## Records to process:
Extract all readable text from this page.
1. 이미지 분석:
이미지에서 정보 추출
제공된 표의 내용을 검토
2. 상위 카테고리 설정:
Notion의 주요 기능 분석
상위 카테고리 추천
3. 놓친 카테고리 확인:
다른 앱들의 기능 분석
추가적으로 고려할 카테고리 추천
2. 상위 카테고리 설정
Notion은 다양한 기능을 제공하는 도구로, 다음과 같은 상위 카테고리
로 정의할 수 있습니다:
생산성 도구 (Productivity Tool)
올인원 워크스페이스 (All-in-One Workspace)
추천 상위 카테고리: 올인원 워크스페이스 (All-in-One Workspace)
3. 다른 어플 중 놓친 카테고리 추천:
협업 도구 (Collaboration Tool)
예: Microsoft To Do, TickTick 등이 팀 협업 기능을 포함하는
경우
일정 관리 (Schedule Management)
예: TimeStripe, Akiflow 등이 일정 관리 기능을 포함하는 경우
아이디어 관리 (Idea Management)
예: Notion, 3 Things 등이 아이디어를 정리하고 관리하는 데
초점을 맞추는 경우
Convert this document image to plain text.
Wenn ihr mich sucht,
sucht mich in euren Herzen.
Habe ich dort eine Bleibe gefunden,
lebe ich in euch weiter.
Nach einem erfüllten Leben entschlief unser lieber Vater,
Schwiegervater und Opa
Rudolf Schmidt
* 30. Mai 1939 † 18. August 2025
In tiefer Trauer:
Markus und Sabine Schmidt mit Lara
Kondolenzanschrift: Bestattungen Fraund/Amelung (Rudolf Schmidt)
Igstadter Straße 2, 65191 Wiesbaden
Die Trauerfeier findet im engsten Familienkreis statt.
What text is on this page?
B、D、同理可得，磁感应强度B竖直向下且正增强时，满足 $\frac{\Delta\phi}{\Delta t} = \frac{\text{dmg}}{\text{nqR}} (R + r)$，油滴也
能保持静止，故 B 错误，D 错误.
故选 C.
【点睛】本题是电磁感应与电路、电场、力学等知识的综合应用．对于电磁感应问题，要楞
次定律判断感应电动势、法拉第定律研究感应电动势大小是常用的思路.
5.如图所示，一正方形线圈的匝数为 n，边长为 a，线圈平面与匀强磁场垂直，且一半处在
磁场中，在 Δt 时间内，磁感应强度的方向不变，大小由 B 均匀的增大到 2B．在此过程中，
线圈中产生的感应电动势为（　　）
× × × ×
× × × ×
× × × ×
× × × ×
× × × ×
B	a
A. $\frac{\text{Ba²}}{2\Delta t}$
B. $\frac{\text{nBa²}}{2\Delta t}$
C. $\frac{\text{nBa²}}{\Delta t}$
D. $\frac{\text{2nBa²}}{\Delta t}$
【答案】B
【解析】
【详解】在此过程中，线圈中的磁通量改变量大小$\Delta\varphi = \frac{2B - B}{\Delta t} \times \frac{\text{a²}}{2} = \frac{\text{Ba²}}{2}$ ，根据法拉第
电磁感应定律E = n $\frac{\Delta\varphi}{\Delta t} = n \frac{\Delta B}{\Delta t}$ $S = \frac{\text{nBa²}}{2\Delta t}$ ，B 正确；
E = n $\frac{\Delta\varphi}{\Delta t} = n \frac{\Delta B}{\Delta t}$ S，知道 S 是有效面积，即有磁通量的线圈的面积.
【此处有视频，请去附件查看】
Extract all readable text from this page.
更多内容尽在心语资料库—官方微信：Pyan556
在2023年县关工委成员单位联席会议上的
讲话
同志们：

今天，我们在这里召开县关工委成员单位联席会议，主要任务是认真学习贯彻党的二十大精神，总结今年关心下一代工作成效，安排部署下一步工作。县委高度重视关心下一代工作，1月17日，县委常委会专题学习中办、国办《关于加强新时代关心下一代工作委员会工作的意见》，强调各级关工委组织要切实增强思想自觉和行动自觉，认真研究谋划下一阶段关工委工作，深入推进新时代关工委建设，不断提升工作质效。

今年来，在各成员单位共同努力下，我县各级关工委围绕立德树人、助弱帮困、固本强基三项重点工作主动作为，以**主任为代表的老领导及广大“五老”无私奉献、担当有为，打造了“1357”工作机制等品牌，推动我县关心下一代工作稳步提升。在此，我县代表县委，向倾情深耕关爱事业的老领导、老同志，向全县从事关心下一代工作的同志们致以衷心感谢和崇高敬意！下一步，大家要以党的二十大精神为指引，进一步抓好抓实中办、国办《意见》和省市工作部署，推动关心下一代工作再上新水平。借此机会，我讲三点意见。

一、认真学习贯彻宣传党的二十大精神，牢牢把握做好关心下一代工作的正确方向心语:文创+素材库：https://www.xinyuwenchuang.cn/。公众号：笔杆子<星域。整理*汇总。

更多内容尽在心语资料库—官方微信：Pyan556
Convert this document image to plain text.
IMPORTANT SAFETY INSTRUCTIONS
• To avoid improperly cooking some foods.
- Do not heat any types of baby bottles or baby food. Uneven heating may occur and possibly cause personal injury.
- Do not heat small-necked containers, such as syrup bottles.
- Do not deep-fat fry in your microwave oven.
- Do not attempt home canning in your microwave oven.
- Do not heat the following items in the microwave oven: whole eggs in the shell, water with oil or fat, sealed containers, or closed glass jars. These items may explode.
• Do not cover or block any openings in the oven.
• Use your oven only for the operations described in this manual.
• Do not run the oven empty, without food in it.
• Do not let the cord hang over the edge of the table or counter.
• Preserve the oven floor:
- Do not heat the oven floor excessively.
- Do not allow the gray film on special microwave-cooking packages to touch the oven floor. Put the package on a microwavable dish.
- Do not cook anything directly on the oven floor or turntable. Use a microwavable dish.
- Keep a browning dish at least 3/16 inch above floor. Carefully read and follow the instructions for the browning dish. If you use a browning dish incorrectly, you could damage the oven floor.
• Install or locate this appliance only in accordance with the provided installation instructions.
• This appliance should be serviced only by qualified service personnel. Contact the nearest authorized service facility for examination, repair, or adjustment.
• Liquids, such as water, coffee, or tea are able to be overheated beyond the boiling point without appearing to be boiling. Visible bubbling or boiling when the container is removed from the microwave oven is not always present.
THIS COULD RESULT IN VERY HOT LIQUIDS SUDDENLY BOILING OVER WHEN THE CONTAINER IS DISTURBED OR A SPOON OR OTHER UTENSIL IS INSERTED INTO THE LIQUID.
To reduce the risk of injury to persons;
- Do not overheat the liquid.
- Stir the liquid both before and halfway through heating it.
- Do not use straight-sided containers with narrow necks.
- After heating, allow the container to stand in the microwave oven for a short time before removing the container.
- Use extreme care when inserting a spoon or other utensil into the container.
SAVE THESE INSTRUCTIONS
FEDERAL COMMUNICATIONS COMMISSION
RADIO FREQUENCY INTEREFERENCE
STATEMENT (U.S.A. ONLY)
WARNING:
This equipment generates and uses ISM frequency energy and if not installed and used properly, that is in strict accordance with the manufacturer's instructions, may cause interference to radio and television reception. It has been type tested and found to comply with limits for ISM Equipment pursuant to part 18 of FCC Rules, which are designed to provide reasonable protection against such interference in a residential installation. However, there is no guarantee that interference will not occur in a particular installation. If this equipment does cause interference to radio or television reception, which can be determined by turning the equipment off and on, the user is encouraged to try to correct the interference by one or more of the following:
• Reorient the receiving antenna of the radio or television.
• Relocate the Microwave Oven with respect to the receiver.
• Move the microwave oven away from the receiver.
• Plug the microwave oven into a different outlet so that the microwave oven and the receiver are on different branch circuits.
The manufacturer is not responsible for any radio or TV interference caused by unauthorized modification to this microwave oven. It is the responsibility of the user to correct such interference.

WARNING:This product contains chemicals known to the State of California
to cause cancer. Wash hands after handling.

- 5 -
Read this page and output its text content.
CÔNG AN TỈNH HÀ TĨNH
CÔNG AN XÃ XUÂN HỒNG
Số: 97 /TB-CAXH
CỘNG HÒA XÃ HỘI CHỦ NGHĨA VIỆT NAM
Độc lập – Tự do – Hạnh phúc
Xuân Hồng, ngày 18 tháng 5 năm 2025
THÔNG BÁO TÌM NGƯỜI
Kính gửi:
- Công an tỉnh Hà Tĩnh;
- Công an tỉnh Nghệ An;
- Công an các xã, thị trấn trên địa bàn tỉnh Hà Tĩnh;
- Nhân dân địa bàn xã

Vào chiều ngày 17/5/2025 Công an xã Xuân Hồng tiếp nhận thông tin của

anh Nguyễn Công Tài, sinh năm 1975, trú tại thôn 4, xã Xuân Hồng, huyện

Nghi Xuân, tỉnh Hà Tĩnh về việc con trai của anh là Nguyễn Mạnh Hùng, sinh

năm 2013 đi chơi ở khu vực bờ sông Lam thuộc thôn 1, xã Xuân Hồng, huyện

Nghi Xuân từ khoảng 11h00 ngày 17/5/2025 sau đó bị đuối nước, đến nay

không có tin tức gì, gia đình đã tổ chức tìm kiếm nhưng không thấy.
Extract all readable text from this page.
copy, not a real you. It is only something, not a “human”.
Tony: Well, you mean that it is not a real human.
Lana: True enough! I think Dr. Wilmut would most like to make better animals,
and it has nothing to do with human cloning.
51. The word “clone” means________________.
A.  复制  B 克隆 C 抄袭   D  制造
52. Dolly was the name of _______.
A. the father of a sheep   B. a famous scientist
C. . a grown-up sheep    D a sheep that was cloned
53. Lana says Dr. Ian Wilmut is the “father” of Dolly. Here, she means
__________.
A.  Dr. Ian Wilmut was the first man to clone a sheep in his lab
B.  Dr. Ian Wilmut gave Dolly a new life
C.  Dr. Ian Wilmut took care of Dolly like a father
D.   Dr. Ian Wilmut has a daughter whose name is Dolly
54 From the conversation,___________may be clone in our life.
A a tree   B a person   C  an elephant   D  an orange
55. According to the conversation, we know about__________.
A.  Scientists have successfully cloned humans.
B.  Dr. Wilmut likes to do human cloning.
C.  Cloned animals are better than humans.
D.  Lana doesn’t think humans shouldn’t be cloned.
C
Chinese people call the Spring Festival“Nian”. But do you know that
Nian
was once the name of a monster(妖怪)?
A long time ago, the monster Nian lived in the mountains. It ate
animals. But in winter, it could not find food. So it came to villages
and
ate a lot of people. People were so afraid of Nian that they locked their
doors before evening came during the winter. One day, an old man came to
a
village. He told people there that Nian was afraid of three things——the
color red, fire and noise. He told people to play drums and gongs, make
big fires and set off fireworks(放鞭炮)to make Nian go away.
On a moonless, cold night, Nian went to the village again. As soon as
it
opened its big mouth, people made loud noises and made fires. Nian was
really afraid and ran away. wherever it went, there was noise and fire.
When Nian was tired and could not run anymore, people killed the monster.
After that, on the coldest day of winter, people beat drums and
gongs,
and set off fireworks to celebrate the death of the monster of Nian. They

## Your objective:
Return every line above in which the string "fireworks" occurs.

## Task solution:
big fires and set off fireworks(放鞭炮)to make Nian go away.
and set off fireworks to celebrate the death of the monster of Nian. They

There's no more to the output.